▸ **Data to use**:

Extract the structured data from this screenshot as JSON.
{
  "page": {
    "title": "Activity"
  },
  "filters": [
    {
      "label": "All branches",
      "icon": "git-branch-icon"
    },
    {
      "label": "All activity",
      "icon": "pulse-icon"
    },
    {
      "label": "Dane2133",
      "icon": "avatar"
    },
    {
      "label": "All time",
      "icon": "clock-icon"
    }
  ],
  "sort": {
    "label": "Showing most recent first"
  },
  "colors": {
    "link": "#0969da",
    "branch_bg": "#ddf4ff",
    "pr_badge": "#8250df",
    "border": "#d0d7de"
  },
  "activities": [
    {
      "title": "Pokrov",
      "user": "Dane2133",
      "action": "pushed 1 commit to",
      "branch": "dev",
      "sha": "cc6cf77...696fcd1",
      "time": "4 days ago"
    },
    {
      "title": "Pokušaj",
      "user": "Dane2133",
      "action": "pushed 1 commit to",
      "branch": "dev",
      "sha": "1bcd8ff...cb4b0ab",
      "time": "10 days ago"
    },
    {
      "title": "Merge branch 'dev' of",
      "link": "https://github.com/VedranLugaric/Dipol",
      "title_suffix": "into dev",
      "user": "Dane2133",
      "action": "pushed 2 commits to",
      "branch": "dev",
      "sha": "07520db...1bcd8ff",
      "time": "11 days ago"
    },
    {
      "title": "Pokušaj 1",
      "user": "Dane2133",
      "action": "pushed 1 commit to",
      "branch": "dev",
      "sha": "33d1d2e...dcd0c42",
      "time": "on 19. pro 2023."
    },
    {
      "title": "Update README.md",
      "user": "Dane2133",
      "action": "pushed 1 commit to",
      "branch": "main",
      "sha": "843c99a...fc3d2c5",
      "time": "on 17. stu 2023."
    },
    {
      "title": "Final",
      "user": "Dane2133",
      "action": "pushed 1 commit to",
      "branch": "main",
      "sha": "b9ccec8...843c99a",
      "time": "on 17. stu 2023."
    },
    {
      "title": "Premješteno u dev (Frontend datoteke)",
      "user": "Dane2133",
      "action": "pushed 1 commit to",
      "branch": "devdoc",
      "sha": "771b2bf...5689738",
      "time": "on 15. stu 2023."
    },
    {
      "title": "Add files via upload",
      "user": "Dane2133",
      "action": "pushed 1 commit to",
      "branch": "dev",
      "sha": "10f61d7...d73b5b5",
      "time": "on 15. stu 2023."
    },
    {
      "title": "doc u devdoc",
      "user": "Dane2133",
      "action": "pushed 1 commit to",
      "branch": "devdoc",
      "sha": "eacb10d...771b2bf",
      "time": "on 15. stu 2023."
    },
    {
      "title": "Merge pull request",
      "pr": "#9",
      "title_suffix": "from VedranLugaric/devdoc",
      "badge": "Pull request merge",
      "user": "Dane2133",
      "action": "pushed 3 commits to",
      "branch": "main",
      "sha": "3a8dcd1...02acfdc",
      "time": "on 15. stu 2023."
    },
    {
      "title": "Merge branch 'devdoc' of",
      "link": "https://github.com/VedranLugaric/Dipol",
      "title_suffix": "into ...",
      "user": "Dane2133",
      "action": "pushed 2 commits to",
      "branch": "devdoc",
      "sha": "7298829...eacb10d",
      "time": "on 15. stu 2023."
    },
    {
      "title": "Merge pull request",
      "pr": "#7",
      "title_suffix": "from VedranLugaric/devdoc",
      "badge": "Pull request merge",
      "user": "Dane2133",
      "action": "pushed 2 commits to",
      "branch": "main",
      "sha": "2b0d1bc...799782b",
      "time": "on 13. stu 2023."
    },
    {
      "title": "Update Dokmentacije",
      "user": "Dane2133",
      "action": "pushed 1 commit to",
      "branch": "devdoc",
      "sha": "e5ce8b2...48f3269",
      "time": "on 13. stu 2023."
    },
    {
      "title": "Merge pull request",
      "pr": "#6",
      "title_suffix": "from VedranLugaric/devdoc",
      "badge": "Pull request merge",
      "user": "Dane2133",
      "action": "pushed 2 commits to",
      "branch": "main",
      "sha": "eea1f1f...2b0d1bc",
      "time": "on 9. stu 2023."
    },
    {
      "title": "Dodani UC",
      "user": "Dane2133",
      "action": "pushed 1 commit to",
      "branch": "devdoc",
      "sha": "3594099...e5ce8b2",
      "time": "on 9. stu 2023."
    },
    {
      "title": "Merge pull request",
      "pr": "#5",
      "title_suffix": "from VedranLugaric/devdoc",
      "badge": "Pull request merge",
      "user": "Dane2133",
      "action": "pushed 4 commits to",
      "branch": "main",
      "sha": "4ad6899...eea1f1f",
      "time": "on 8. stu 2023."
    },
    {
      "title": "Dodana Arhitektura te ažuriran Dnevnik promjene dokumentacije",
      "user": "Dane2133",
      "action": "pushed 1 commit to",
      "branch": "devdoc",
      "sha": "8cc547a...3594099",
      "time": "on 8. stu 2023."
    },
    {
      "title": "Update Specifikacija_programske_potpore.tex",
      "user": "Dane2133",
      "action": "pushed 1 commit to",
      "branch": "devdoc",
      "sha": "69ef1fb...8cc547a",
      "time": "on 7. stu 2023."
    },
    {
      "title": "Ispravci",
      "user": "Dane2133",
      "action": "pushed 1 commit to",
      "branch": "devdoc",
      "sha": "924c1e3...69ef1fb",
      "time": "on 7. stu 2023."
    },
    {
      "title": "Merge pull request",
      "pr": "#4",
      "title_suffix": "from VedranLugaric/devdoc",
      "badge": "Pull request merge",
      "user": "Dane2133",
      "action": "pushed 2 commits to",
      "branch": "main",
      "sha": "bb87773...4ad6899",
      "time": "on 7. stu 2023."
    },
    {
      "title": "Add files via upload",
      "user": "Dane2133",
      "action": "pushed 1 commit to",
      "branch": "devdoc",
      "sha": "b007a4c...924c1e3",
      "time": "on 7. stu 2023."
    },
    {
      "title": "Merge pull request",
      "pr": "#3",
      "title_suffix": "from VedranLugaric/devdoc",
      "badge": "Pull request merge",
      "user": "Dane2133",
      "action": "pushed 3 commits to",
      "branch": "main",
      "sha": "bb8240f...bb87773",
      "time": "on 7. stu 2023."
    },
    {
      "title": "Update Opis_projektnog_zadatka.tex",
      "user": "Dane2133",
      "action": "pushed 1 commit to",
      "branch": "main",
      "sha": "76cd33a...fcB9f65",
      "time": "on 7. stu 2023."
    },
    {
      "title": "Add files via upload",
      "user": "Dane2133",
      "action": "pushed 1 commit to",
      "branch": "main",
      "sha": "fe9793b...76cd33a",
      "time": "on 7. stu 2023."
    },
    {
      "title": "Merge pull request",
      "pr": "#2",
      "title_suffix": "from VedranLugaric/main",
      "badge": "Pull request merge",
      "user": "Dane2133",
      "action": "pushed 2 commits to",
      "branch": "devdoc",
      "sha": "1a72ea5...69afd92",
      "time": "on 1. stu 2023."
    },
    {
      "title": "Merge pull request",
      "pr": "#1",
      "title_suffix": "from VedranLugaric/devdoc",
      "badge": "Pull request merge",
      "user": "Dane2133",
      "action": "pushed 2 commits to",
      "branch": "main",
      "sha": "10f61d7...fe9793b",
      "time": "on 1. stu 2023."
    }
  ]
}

▸ **Aim of the task**: Which lines above contain the word "label"? Copy each of them.

▸ **Solution**:
      "label": "All branches",
      "label": "All activity",
      "label": "Dane2133",
      "label": "All time",
    "label": "Showing most recent first"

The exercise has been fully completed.